*Input rows*.
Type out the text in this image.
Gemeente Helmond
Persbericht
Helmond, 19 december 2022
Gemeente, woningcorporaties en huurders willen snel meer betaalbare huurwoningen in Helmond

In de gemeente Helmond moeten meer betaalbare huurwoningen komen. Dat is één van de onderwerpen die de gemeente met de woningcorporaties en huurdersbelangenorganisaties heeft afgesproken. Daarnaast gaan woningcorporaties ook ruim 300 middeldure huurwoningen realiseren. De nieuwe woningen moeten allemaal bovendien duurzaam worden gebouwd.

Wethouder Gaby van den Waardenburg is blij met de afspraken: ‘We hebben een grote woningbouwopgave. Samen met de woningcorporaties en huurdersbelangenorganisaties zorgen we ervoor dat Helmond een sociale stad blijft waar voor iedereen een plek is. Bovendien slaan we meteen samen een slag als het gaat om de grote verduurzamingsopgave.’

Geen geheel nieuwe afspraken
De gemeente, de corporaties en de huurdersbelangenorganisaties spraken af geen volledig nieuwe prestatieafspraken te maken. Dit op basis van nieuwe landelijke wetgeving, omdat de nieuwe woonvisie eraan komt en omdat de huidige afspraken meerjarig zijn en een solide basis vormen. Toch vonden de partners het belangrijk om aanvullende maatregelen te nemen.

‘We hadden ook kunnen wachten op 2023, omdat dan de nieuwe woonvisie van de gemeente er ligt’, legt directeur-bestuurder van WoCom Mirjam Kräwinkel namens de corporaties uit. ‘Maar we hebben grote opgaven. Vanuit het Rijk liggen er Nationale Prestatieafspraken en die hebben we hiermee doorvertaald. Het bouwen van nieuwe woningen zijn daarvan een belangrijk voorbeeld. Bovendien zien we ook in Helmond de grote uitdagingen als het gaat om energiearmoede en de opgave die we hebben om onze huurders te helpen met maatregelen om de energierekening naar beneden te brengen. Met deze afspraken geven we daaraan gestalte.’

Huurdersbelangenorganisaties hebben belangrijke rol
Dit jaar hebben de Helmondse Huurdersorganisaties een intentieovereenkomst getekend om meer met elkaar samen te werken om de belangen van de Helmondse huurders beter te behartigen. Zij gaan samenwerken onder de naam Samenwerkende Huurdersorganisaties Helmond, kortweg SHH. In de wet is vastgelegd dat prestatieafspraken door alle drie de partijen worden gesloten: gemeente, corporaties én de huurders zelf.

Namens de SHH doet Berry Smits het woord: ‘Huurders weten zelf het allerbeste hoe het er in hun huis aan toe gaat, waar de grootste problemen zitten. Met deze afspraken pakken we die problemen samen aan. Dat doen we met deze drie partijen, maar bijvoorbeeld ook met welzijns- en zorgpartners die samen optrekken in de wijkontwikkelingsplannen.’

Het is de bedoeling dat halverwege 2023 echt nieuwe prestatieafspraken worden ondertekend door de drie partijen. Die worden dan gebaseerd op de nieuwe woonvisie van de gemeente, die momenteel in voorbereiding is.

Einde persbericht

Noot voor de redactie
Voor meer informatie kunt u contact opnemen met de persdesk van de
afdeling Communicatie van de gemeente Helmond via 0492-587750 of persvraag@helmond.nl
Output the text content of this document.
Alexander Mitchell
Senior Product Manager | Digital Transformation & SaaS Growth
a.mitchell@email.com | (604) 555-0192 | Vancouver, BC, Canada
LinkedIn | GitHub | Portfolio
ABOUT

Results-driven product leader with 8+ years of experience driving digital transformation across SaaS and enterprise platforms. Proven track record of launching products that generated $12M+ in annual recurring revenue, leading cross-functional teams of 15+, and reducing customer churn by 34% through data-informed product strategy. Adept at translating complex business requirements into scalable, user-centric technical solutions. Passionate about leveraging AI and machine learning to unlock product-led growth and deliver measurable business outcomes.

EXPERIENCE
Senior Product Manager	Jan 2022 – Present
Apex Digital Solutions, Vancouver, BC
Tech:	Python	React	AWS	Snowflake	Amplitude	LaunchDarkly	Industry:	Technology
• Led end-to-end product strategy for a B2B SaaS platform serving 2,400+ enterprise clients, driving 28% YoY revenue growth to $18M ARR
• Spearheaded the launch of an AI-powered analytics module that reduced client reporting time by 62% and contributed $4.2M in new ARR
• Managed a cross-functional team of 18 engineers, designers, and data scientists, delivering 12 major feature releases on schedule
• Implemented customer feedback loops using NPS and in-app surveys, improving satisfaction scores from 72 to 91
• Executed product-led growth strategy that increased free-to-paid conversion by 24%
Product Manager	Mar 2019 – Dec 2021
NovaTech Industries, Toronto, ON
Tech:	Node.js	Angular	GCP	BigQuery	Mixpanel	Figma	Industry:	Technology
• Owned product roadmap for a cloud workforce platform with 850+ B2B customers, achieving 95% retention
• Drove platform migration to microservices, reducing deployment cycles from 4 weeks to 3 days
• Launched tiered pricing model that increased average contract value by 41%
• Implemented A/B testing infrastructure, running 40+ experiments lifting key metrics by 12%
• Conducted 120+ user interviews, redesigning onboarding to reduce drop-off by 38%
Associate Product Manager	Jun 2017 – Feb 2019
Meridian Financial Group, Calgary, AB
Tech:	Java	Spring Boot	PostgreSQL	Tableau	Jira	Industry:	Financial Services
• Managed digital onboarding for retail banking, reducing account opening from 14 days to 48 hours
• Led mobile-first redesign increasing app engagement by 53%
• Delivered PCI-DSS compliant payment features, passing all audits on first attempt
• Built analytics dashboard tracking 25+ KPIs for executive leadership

*Task prompt*. Find and copy every line in the entries above where the string "data" occurs.

*Exercise result*.
Results-driven product leader with 8+ years of experience driving digital transformation across SaaS and enterprise platforms. Proven track record of launching products that generated $12M+ in annual recurring revenue, leading cross-functional teams of 15+, and reducing customer churn by 34% through data-informed product strategy. Adept at translating complex business requirements into scalable, user-centric technical solutions. Passionate about leveraging AI and machine learning to unlock product-led growth and deliver measurable business outcomes.
• Managed a cross-functional team of 18 engineers, designers, and data scientists, delivering 12 major feature releases on schedule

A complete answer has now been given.